== Input data ==

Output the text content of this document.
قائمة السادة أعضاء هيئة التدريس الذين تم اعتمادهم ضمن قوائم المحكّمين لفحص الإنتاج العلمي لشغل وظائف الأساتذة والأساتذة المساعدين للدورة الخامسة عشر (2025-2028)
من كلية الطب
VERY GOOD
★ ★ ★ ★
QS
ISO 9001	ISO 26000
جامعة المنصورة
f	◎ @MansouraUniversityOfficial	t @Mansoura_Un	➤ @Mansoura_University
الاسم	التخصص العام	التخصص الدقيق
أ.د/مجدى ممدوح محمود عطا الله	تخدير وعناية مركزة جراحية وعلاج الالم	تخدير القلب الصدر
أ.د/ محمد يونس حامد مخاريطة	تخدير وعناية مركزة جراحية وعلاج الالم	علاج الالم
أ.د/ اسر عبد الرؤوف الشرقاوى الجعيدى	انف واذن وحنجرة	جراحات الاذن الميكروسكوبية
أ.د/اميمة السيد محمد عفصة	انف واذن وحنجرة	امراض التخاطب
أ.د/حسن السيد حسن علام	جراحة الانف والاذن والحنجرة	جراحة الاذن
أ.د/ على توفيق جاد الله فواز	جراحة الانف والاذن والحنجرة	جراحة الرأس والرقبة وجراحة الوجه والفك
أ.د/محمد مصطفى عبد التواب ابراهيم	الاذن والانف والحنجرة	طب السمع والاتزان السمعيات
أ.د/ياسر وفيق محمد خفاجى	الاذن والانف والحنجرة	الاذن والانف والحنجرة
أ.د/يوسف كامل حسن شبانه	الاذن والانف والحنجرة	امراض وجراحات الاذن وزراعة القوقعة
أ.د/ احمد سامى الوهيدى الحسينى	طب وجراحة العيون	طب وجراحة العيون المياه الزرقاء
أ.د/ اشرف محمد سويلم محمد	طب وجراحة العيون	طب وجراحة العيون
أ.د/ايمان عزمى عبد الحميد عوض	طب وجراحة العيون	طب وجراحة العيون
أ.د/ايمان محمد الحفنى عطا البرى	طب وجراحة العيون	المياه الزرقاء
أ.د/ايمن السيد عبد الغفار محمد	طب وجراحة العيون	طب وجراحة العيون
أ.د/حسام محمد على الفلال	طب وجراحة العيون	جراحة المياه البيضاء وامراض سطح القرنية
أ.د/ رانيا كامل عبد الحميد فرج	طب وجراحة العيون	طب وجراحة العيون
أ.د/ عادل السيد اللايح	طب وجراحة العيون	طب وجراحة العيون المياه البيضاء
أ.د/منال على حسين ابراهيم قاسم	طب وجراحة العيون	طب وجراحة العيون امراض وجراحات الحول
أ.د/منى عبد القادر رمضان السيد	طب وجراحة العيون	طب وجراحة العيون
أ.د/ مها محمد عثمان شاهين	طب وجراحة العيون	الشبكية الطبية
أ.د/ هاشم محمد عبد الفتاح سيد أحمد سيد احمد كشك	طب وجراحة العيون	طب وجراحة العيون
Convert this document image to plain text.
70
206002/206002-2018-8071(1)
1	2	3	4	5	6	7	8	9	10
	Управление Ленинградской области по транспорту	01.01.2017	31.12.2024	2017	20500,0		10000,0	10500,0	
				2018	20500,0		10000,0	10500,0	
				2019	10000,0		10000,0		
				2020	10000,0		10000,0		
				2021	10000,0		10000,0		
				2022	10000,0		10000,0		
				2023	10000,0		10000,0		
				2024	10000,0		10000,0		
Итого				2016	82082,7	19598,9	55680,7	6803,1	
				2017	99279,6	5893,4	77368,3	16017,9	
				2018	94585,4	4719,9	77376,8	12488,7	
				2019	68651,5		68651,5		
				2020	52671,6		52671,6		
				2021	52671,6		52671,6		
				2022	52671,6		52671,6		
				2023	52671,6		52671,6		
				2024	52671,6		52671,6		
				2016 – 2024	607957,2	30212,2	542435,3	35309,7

===
== Input data ==

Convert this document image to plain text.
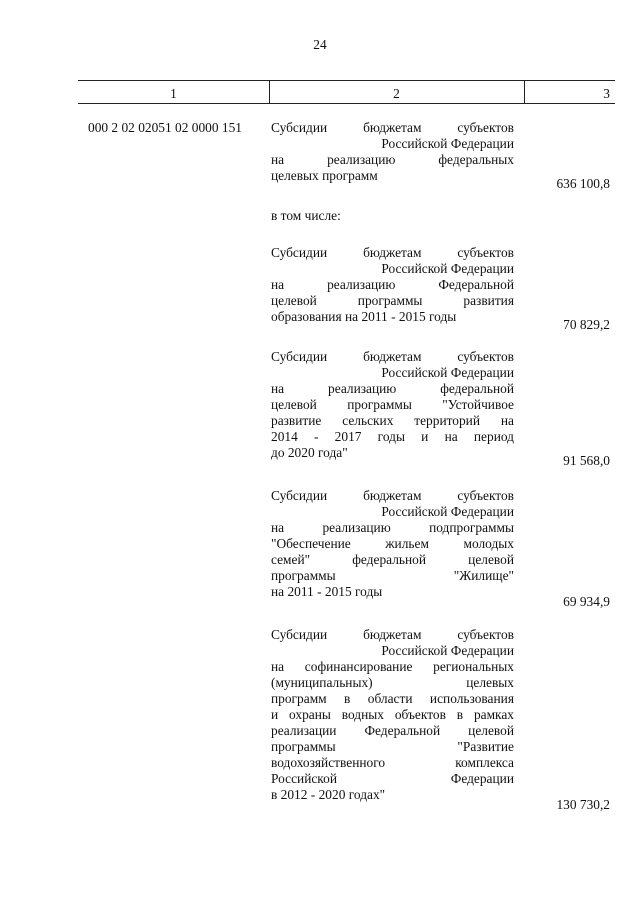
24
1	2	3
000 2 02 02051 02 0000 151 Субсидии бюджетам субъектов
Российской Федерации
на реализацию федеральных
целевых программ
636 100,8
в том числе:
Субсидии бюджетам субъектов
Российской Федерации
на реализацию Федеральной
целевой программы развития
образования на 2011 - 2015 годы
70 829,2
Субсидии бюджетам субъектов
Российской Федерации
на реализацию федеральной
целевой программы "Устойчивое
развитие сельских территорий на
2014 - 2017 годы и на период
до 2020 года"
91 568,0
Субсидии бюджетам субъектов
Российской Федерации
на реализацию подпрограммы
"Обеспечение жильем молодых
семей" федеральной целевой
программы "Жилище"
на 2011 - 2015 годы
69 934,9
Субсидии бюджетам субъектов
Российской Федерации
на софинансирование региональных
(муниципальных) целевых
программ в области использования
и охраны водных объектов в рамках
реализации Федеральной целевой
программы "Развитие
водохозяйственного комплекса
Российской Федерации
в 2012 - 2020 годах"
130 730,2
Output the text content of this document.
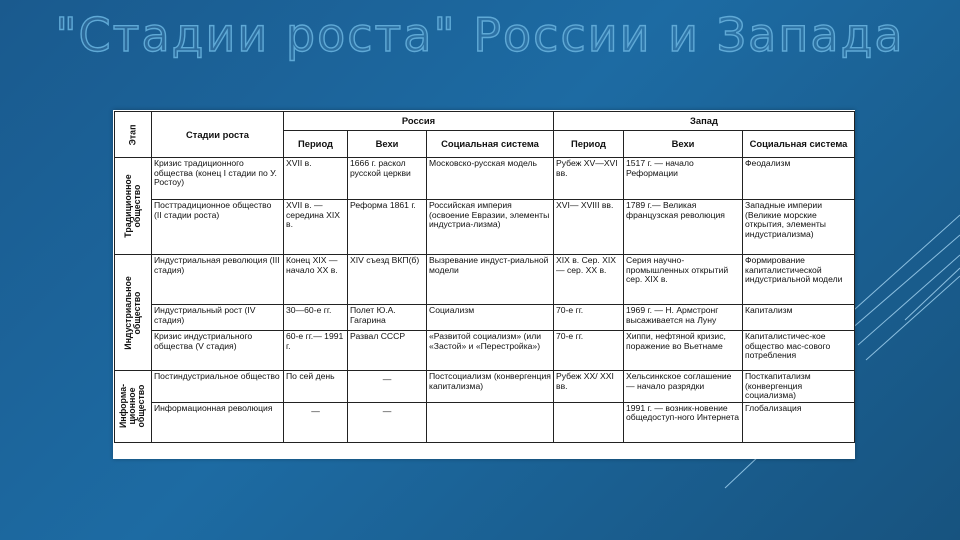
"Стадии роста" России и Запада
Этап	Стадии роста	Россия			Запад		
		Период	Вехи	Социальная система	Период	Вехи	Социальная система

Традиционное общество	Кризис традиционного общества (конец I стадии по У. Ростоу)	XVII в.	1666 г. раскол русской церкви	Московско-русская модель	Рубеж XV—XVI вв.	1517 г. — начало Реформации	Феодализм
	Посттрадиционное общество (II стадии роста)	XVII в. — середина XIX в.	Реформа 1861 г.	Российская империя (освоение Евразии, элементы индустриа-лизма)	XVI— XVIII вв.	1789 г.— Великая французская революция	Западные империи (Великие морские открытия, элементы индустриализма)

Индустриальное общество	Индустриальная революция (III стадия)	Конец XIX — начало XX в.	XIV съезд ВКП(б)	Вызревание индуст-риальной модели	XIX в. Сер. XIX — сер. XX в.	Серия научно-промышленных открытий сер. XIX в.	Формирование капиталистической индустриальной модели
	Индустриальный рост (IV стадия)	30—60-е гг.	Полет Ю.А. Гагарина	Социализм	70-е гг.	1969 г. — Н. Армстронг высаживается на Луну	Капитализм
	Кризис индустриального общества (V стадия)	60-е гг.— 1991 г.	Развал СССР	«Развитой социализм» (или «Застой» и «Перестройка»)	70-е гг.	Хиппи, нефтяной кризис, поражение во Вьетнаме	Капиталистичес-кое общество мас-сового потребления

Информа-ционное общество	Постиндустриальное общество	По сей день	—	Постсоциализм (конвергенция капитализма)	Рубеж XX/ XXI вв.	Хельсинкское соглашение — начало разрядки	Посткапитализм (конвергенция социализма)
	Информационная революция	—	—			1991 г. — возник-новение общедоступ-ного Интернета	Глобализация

===

[Task requirements] From the listing, copy every line where the string "реализацию" appears.

[Solution to this problem]
на реализацию федеральных
на реализацию Федеральной
на реализацию федеральной
на реализацию подпрограммы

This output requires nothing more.